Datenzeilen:
☆ ☆ ☆ ☆

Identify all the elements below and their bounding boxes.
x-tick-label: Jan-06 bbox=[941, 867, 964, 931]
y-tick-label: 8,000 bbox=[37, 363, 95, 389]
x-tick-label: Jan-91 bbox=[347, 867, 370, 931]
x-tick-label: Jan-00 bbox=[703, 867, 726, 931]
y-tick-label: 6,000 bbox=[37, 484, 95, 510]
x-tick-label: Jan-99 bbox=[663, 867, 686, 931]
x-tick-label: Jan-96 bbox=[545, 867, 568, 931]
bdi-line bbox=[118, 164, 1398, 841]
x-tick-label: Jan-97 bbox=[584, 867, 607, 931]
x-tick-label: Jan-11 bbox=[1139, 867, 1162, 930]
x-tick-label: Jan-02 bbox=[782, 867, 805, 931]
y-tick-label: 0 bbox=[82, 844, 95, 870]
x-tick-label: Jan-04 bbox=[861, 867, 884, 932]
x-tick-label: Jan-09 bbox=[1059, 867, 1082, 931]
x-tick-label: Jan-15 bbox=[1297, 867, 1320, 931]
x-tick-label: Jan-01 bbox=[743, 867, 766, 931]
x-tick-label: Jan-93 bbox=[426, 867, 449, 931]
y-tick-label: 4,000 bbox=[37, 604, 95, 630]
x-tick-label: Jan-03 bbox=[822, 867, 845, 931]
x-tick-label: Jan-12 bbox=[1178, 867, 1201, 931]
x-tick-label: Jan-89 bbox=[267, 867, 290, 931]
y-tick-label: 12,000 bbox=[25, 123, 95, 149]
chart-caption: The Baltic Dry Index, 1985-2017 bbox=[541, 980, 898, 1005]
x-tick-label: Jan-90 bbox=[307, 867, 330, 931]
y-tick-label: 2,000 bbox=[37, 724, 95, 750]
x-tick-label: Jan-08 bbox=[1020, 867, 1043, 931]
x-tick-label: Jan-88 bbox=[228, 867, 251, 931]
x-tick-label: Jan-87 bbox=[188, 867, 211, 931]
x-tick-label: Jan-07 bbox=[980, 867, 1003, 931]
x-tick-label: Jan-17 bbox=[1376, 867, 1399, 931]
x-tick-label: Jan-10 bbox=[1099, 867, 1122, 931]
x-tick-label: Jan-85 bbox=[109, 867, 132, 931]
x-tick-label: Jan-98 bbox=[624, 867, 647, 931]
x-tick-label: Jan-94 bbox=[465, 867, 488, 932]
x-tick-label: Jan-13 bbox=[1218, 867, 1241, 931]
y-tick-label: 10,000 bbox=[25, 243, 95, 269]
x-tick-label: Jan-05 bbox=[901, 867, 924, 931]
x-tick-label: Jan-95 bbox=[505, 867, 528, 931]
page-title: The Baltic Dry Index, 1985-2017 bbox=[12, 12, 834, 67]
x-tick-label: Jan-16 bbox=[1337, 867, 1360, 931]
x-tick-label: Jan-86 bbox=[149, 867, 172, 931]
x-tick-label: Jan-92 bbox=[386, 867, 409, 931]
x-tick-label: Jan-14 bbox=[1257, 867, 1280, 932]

☆ ☆ ☆ ☆

Schriftliche Aufgabe: Ermittle jede Zeile der Daten, in der das Wort „Index“ vorkommt, und gib diese Zeilen vollständig wieder.

Die Ausgabe:
chart-caption: The Baltic Dry Index, 1985-2017 bbox=[541, 980, 898, 1005]
page-title: The Baltic Dry Index, 1985-2017 bbox=[12, 12, 834, 67]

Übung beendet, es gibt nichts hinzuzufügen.